PROMPT: Copy every entry precisely.

Entries with figure data:
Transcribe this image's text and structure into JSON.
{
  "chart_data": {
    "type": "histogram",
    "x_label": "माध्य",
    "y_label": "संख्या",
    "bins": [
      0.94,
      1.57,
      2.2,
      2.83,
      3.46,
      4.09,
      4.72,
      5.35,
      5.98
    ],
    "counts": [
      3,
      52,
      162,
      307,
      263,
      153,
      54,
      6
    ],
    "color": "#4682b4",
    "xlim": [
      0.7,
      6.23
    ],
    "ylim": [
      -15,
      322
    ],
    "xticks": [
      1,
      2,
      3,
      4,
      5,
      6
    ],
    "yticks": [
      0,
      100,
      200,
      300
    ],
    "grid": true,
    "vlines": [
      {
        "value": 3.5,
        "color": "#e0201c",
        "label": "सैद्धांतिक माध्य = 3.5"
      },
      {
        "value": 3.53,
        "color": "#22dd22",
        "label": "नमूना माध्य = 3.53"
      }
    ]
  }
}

COMPLETE ANSWER:
Transcribe this image's text and structure into JSON.
{
  "chart_data": {
    "type": "histogram",
    "x_label": "माध्य",
    "y_label": "संख्या",
    "bins": [
      0.94,
      1.57,
      2.2,
      2.83,
      3.46,
      4.09,
      4.72,
      5.35,
      5.98
    ],
    "counts": [
      3,
      52,
      162,
      307,
      263,
      153,
      54,
      6
    ],
    "color": "#4682b4",
    "xlim": [
      0.7,
      6.23
    ],
    "ylim": [
      -15,
      322
    ],
    "xticks": [
      1,
      2,
      3,
      4,
      5,
      6
    ],
    "yticks": [
      0,
      100,
      200,
      300
    ],
    "grid": true,
    "vlines": [
      {
        "value": 3.5,
        "color": "#e0201c",
        "label": "सैद्धांतिक माध्य = 3.5"
      },
      {
        "value": 3.53,
        "color": "#22dd22",
        "label": "नमूना माध्य = 3.53"
      }
    ]
  }
}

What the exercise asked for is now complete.